● Exercise task: Write out the entries below once more, exactly, with the pictures left out.

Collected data
· · · · ·
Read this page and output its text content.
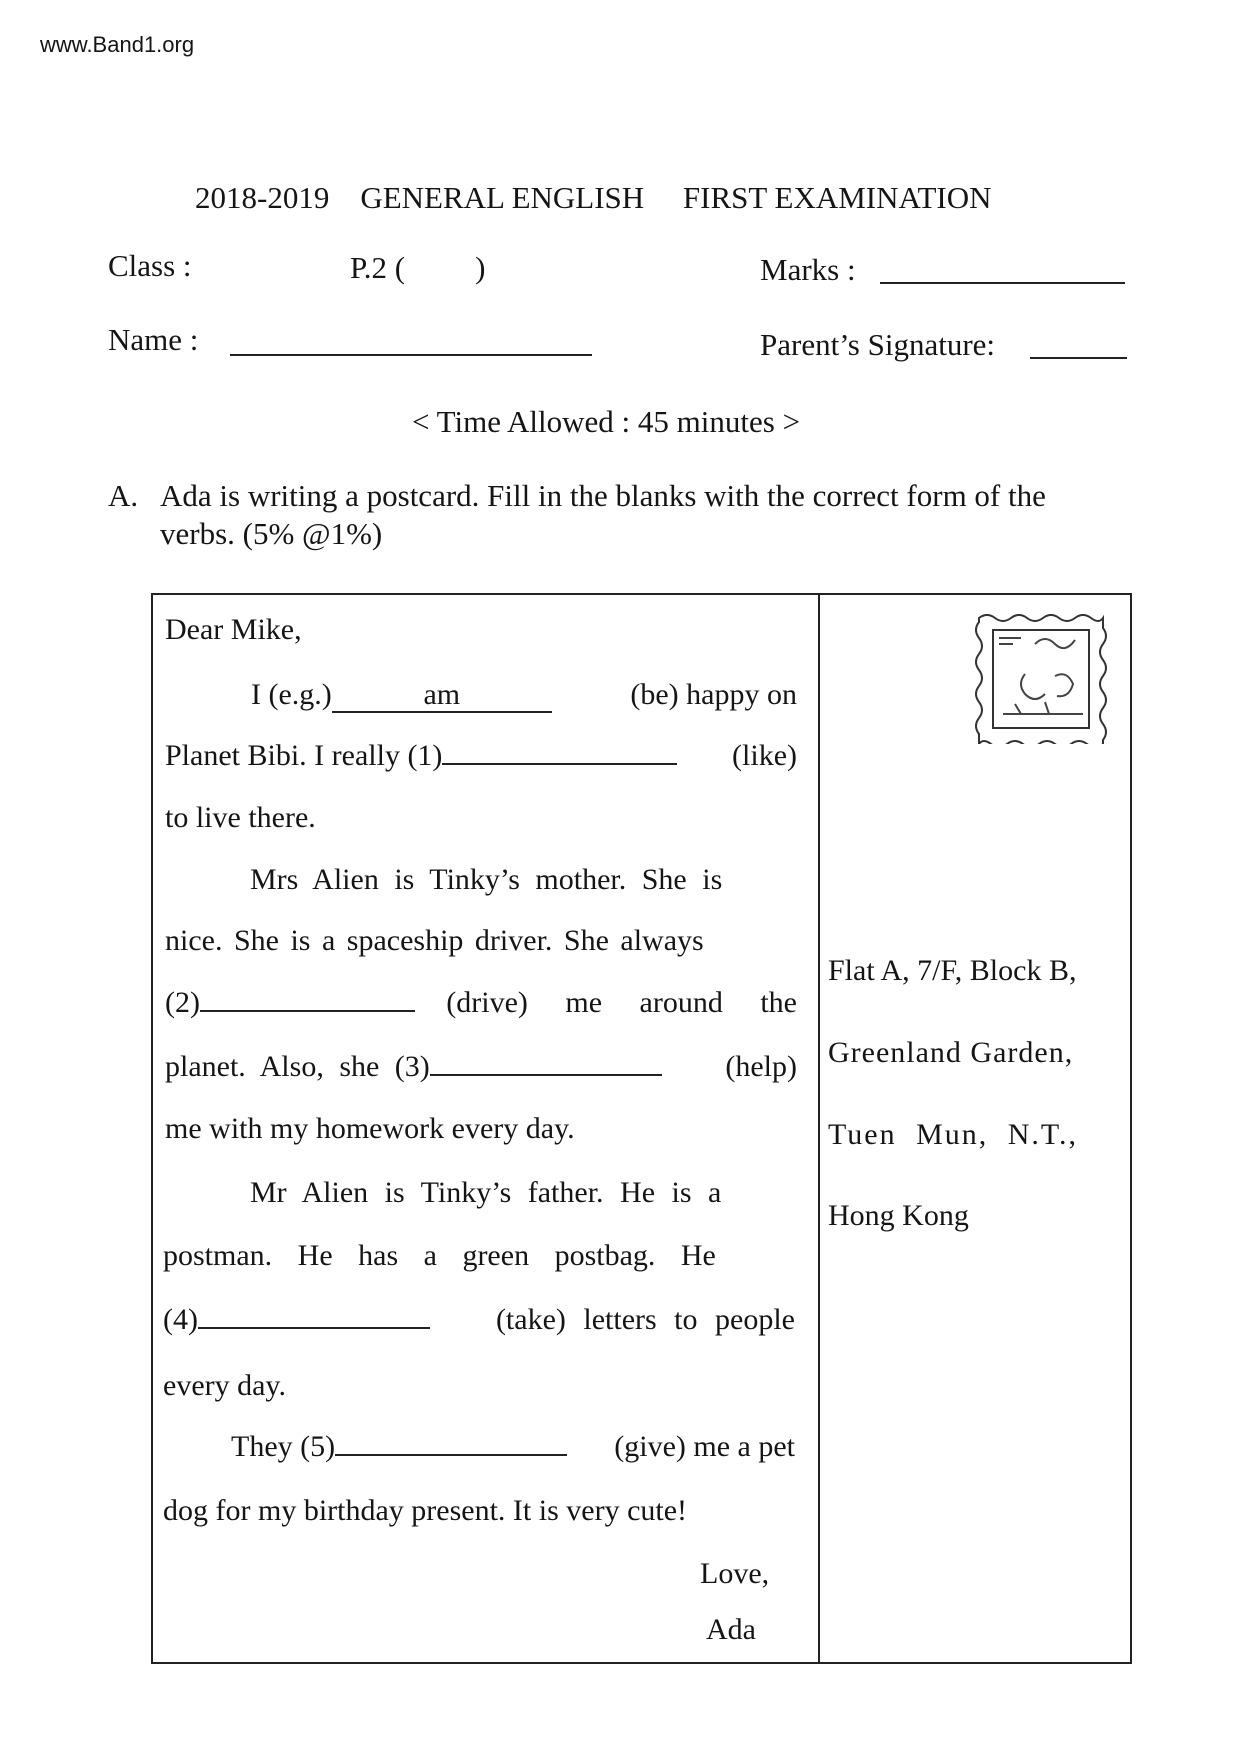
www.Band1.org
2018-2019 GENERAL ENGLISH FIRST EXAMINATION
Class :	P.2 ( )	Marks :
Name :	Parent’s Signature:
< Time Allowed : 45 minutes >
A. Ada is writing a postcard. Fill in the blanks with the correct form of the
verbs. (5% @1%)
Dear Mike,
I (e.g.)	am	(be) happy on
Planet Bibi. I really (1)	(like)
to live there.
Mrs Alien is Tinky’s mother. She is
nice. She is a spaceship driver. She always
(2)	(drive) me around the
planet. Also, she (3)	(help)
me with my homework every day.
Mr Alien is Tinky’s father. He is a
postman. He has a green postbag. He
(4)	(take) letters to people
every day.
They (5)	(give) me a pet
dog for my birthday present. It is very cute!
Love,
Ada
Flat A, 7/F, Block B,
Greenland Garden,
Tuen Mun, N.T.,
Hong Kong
· · · · ·
● Complete response:
Read this page and output its text content.
www.Band1.org
2018-2019 GENERAL ENGLISH FIRST EXAMINATION
Class :	P.2 ( )	Marks :
Name :	Parent’s Signature:
< Time Allowed : 45 minutes >
A. Ada is writing a postcard. Fill in the blanks with the correct form of the
verbs. (5% @1%)
Dear Mike,
I (e.g.)	am	(be) happy on
Planet Bibi. I really (1)	(like)
to live there.
Mrs Alien is Tinky’s mother. She is
nice. She is a spaceship driver. She always
(2)	(drive) me around the
planet. Also, she (3)	(help)
me with my homework every day.
Mr Alien is Tinky’s father. He is a
postman. He has a green postbag. He
(4)	(take) letters to people
every day.
They (5)	(give) me a pet
dog for my birthday present. It is very cute!
Love,
Ada
Flat A, 7/F, Block B,
Greenland Garden,
Tuen Mun, N.T.,
Hong Kong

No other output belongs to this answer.